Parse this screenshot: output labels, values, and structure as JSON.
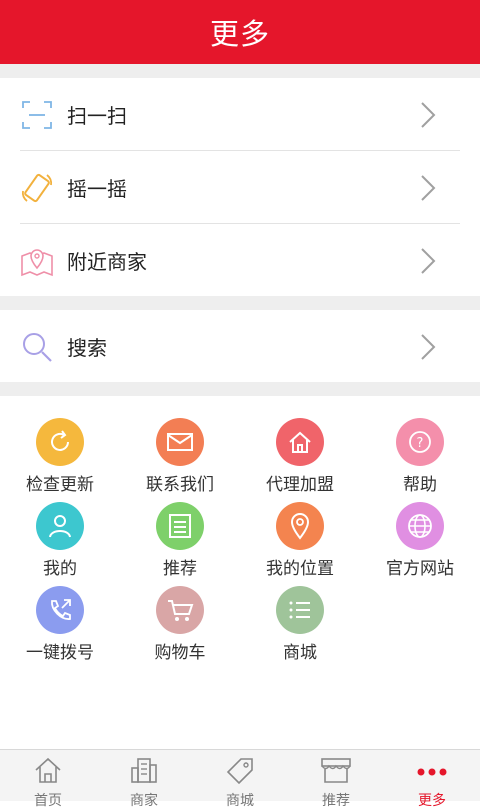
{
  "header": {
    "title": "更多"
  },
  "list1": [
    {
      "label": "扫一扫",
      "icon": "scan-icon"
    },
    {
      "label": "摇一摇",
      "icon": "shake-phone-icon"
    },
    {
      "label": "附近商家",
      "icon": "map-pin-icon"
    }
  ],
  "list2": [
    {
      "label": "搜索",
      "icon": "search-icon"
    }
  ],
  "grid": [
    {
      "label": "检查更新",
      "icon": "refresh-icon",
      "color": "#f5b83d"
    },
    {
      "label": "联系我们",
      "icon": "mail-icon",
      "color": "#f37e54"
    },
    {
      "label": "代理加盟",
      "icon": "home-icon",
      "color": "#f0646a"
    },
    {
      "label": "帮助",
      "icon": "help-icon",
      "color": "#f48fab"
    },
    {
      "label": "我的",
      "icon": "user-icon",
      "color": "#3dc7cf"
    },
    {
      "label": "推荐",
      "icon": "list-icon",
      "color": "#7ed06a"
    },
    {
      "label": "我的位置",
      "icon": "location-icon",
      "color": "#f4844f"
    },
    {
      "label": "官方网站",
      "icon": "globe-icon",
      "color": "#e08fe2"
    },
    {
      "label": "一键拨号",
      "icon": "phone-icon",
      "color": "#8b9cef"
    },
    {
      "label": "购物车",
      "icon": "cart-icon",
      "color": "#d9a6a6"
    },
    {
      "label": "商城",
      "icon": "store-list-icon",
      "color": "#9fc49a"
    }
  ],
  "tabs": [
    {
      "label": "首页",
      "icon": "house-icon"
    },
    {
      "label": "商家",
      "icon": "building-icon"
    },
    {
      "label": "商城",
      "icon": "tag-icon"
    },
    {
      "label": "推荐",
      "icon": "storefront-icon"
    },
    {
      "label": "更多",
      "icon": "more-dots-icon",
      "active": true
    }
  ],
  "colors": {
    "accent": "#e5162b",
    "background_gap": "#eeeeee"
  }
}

....................

__Short task__
Extract all lines containing the word "phone".

__Exercise solution__
      "icon": "shake-phone-icon"
      "icon": "phone-icon",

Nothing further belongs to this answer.